* What is being asked: Check every line below for the word "normalerweise" and show those that hold it.

* Data extract:
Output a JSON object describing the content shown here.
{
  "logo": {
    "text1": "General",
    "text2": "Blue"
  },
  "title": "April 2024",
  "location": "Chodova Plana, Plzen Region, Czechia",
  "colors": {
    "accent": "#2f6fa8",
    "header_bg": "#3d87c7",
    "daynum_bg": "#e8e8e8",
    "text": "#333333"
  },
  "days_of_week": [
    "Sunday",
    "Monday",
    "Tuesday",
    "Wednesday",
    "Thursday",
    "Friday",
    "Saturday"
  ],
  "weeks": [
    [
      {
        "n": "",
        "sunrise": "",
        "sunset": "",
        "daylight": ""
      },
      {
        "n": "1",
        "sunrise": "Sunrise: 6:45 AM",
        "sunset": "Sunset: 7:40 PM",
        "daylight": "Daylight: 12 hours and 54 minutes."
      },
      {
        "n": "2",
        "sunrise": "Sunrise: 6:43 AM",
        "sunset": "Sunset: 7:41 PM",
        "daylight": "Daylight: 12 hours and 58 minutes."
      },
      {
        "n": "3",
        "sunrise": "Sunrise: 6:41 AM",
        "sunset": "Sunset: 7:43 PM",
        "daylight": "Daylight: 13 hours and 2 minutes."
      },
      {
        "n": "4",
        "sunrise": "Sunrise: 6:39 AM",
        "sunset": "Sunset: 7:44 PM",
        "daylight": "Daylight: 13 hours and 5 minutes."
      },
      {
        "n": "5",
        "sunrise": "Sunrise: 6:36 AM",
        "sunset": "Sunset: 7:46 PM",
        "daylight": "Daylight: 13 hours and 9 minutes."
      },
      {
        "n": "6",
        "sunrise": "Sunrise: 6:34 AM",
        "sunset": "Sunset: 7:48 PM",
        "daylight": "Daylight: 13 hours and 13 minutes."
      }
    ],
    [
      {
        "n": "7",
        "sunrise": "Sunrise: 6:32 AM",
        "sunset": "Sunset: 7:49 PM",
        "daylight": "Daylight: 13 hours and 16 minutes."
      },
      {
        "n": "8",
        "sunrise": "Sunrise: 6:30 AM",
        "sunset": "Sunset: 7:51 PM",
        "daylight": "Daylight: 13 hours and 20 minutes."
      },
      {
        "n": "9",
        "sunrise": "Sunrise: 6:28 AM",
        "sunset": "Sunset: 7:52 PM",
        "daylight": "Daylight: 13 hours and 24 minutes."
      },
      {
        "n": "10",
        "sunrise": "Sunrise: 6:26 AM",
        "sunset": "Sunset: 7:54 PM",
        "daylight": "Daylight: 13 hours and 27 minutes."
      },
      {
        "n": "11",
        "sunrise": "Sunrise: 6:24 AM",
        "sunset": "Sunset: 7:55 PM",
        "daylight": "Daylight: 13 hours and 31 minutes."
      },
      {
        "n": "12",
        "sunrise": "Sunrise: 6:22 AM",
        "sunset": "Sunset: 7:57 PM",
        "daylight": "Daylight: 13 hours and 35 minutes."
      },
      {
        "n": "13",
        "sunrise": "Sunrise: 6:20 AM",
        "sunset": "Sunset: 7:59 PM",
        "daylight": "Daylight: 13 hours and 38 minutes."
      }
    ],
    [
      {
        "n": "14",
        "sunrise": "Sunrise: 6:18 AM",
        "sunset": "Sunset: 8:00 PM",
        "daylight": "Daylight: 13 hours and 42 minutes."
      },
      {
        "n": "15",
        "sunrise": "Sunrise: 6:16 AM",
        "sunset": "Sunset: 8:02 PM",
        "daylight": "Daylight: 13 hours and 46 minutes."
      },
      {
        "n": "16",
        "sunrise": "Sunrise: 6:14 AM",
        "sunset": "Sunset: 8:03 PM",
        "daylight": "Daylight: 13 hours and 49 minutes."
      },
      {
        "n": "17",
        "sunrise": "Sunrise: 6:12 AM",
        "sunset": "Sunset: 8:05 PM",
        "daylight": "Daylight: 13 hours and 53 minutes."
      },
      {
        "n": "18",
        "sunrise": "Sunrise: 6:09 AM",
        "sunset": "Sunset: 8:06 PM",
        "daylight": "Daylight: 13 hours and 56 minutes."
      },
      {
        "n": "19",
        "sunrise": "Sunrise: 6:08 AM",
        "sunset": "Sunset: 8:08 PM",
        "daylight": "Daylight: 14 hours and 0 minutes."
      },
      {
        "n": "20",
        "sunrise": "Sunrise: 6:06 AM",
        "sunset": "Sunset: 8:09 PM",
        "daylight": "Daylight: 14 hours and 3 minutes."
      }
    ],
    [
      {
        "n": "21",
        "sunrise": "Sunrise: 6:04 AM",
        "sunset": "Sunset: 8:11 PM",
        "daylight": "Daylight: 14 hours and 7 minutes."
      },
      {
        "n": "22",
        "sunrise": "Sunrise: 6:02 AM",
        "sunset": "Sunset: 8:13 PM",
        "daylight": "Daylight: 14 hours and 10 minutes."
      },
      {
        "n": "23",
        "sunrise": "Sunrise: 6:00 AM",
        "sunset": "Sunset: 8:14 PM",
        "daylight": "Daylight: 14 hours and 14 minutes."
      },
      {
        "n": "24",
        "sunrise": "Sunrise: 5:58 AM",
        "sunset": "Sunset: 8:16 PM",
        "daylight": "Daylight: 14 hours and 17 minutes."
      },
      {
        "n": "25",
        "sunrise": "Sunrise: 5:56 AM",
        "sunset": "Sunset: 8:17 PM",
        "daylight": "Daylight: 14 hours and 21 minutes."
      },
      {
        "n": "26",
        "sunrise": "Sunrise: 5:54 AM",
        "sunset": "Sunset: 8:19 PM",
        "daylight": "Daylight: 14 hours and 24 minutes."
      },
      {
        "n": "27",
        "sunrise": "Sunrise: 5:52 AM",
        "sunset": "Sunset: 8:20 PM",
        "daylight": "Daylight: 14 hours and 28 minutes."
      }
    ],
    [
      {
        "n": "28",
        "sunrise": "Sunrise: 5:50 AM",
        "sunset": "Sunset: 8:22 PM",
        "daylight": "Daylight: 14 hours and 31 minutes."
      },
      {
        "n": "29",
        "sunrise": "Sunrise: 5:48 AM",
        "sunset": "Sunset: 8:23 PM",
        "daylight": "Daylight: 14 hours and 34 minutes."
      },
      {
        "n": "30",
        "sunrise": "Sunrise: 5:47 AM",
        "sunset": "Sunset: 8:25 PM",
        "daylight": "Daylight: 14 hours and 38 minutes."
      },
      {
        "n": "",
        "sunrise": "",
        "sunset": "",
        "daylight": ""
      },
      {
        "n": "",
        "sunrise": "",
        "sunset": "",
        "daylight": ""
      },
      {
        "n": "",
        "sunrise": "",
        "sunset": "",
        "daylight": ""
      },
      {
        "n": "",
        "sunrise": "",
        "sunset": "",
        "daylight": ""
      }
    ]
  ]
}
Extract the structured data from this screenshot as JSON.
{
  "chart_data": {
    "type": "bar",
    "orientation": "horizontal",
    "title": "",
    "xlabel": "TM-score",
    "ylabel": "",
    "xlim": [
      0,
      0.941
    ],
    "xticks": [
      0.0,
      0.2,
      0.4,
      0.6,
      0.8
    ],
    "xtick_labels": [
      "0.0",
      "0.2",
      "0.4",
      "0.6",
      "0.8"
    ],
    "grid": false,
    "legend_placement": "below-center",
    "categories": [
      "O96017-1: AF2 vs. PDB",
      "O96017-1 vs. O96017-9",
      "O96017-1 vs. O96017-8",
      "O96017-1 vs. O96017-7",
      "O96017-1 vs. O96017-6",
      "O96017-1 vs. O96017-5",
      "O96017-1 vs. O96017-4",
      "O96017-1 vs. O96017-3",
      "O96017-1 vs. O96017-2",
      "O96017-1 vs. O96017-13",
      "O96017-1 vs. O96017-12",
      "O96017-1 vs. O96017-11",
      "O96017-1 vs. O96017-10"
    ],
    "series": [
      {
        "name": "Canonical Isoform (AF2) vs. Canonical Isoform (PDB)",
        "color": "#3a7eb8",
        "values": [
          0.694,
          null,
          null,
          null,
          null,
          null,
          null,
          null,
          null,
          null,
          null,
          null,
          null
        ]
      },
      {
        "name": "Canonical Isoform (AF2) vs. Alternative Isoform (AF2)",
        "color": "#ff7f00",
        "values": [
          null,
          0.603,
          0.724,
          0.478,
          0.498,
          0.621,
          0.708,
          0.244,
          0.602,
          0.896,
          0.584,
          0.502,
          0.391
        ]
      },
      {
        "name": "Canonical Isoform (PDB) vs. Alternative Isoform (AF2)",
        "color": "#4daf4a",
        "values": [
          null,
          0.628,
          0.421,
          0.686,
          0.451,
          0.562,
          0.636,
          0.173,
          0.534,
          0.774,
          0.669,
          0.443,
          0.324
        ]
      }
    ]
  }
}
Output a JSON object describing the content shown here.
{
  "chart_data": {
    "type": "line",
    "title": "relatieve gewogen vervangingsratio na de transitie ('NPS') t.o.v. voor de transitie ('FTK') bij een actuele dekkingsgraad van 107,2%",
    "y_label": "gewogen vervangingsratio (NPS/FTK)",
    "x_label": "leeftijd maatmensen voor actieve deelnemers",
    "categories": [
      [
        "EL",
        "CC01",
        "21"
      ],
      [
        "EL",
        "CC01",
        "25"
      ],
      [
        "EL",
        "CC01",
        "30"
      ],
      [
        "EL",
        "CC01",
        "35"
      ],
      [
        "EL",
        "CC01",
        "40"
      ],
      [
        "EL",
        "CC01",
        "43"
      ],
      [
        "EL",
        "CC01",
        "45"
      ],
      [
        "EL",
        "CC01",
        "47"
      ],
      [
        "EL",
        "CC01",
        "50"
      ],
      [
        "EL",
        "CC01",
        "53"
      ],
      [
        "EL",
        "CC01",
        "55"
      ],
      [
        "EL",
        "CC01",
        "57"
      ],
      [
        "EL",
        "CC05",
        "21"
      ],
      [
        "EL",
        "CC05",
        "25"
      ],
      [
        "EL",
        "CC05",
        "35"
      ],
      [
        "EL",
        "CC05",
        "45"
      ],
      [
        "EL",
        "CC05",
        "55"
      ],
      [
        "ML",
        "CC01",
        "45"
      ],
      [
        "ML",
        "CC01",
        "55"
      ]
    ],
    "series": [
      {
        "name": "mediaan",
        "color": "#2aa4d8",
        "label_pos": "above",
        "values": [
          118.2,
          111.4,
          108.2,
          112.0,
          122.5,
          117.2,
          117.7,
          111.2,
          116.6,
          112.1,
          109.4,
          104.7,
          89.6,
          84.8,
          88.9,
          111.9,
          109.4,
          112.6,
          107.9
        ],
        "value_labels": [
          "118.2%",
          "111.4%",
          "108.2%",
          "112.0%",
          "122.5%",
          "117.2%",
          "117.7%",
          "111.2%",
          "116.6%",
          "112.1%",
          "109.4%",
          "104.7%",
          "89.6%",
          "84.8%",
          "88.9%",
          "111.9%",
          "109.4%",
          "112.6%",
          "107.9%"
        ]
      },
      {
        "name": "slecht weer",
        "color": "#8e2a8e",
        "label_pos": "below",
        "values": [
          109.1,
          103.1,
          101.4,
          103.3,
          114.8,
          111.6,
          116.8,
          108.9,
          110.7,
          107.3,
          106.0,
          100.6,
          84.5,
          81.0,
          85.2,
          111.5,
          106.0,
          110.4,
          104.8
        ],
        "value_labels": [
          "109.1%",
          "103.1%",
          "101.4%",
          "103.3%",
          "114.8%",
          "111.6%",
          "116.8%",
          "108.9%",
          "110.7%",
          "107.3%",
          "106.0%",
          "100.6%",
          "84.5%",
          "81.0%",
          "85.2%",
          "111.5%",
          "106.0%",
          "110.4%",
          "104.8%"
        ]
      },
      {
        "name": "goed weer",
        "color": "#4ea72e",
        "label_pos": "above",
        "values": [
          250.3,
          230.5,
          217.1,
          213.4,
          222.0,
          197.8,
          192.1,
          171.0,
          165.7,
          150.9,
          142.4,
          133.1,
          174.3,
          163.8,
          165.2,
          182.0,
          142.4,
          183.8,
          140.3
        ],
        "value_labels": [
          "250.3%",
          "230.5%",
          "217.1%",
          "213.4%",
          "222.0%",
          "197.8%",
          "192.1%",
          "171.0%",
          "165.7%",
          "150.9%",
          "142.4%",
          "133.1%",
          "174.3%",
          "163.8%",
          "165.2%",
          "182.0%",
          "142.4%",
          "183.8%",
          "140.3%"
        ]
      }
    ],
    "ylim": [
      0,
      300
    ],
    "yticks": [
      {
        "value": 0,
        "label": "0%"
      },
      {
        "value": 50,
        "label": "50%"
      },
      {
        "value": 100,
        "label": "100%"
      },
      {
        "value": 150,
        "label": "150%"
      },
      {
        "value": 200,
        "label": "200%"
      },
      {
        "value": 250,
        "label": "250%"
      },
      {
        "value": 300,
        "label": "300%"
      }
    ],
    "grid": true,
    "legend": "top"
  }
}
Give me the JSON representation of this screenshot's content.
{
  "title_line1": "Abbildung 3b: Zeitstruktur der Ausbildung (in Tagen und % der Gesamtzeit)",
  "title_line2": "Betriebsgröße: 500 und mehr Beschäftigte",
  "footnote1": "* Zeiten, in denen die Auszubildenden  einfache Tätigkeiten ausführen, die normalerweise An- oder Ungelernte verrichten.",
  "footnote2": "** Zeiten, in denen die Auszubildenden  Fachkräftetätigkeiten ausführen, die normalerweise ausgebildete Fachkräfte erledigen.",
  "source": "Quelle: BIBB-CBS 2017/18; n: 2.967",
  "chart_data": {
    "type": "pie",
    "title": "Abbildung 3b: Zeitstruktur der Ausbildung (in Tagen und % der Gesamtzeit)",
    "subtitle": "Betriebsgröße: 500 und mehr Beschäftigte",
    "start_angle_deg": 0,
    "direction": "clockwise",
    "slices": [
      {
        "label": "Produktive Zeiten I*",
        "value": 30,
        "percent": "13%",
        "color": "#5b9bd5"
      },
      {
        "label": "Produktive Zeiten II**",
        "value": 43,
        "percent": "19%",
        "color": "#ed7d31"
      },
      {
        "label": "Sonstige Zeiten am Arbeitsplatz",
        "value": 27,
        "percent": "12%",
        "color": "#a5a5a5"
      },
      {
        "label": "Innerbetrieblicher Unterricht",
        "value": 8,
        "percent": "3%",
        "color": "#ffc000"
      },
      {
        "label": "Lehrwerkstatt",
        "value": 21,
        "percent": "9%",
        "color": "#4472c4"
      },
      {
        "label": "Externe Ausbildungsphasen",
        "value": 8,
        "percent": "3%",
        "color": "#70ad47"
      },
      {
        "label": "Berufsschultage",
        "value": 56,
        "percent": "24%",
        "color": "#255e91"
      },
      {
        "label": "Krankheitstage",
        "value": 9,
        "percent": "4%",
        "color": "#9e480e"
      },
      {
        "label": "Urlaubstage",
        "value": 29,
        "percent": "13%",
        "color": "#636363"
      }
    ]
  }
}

* Worked solution:
  "footnote1": "* Zeiten, in denen die Auszubildenden  einfache Tätigkeiten ausführen, die normalerweise An- oder Ungelernte verrichten.",
  "footnote2": "** Zeiten, in denen die Auszubildenden  Fachkräftetätigkeiten ausführen, die normalerweise ausgebildete Fachkräfte erledigen.",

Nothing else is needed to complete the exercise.